§ LISTED RECORDS:
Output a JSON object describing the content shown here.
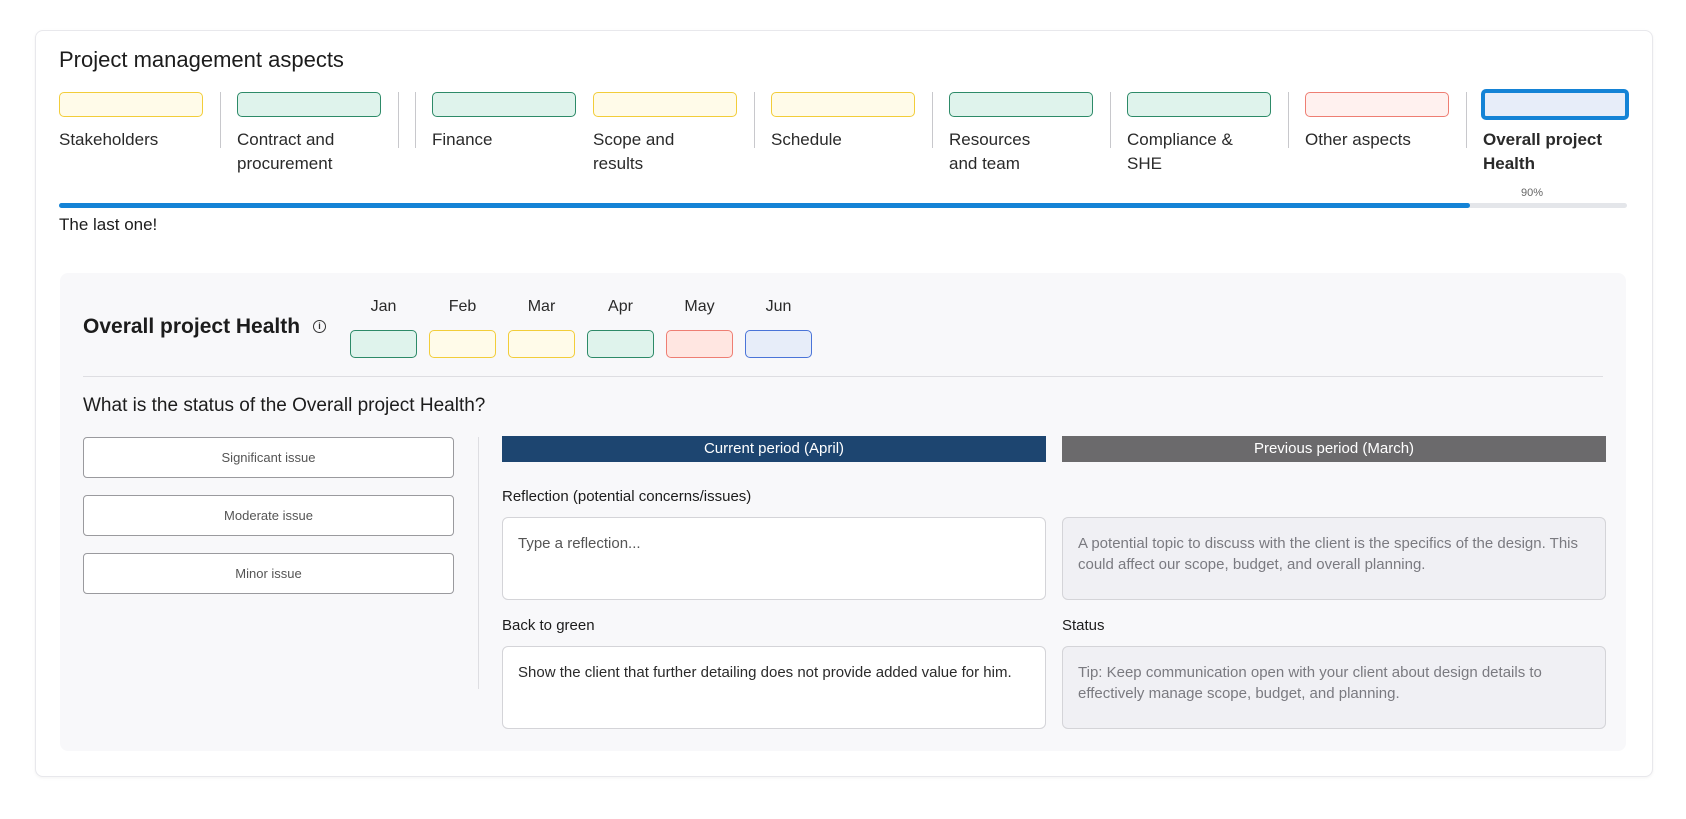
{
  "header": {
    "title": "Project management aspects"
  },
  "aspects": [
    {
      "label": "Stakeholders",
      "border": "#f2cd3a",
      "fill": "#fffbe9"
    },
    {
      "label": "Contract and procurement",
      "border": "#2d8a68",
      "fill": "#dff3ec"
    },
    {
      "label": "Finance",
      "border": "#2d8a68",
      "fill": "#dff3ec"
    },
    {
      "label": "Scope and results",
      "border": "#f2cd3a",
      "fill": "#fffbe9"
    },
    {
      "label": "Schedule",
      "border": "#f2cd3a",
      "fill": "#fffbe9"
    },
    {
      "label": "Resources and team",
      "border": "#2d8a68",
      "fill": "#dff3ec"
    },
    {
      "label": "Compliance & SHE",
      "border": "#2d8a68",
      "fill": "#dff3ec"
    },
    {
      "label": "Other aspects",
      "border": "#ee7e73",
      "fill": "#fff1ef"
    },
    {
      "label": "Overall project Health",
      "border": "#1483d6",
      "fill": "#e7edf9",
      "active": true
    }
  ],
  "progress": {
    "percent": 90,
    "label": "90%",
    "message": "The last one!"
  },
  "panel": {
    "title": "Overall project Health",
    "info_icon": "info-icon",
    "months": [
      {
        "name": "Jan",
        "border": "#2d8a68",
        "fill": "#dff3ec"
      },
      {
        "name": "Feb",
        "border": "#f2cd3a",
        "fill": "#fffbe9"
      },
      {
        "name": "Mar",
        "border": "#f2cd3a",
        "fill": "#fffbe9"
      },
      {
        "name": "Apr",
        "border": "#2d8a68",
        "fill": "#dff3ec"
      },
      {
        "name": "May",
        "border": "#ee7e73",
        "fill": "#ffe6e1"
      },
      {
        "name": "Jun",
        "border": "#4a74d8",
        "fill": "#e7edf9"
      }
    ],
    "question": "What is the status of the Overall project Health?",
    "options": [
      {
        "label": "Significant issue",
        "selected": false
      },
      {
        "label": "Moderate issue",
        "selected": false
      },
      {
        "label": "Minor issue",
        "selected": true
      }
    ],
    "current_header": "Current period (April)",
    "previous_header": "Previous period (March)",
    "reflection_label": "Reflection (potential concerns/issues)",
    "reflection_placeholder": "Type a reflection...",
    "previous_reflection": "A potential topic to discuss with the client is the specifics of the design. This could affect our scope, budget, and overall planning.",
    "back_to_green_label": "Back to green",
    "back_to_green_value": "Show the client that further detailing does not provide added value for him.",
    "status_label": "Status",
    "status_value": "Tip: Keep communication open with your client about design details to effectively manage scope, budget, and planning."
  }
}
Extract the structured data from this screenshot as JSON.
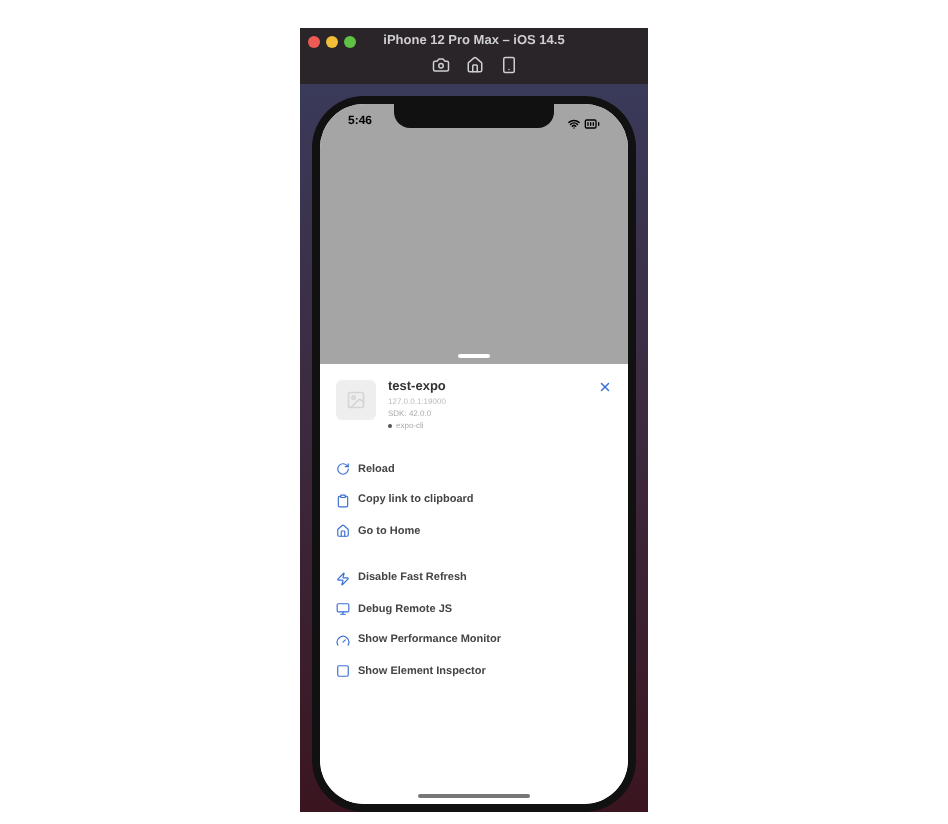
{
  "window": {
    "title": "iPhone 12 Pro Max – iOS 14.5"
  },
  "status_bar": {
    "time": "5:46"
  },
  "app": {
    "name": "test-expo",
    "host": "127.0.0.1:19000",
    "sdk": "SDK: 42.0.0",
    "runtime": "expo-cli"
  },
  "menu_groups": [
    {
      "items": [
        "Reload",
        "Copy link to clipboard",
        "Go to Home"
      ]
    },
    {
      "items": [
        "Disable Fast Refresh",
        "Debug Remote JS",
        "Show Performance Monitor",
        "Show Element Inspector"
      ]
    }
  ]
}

§ GOAL:
Make an exact copy of all entries above, dropping the images.

§ REPLY:
Output a JSON object describing the content shown here.
{
  "header": {
    "title": "Project management aspects"
  },
  "aspects": [
    {
      "label": "Stakeholders",
      "border": "#f2cd3a",
      "fill": "#fffbe9"
    },
    {
      "label": "Contract and procurement",
      "border": "#2d8a68",
      "fill": "#dff3ec"
    },
    {
      "label": "Finance",
      "border": "#2d8a68",
      "fill": "#dff3ec"
    },
    {
      "label": "Scope and results",
      "border": "#f2cd3a",
      "fill": "#fffbe9"
    },
    {
      "label": "Schedule",
      "border": "#f2cd3a",
      "fill": "#fffbe9"
    },
    {
      "label": "Resources and team",
      "border": "#2d8a68",
      "fill": "#dff3ec"
    },
    {
      "label": "Compliance & SHE",
      "border": "#2d8a68",
      "fill": "#dff3ec"
    },
    {
      "label": "Other aspects",
      "border": "#ee7e73",
      "fill": "#fff1ef"
    },
    {
      "label": "Overall project Health",
      "border": "#1483d6",
      "fill": "#e7edf9",
      "active": true
    }
  ],
  "progress": {
    "percent": 90,
    "label": "90%",
    "message": "The last one!"
  },
  "panel": {
    "title": "Overall project Health",
    "info_icon": "info-icon",
    "months": [
      {
        "name": "Jan",
        "border": "#2d8a68",
        "fill": "#dff3ec"
      },
      {
        "name": "Feb",
        "border": "#f2cd3a",
        "fill": "#fffbe9"
      },
      {
        "name": "Mar",
        "border": "#f2cd3a",
        "fill": "#fffbe9"
      },
      {
        "name": "Apr",
        "border": "#2d8a68",
        "fill": "#dff3ec"
      },
      {
        "name": "May",
        "border": "#ee7e73",
        "fill": "#ffe6e1"
      },
      {
        "name": "Jun",
        "border": "#4a74d8",
        "fill": "#e7edf9"
      }
    ],
    "question": "What is the status of the Overall project Health?",
    "options": [
      {
        "label": "Significant issue",
        "selected": false
      },
      {
        "label": "Moderate issue",
        "selected": false
      },
      {
        "label": "Minor issue",
        "selected": true
      }
    ],
    "current_header": "Current period (April)",
    "previous_header": "Previous period (March)",
    "reflection_label": "Reflection (potential concerns/issues)",
    "reflection_placeholder": "Type a reflection...",
    "previous_reflection": "A potential topic to discuss with the client is the specifics of the design. This could affect our scope, budget, and overall planning.",
    "back_to_green_label": "Back to green",
    "back_to_green_value": "Show the client that further detailing does not provide added value for him.",
    "status_label": "Status",
    "status_value": "Tip: Keep communication open with your client about design details to effectively manage scope, budget, and planning."
  }
}
Extract the structured data from this screenshot as JSON.
{
  "window": {
    "title": "iPhone 12 Pro Max – iOS 14.5"
  },
  "status_bar": {
    "time": "5:46"
  },
  "app": {
    "name": "test-expo",
    "host": "127.0.0.1:19000",
    "sdk": "SDK: 42.0.0",
    "runtime": "expo-cli"
  },
  "menu_groups": [
    {
      "items": [
        "Reload",
        "Copy link to clipboard",
        "Go to Home"
      ]
    },
    {
      "items": [
        "Disable Fast Refresh",
        "Debug Remote JS",
        "Show Performance Monitor",
        "Show Element Inspector"
      ]
    }
  ]
}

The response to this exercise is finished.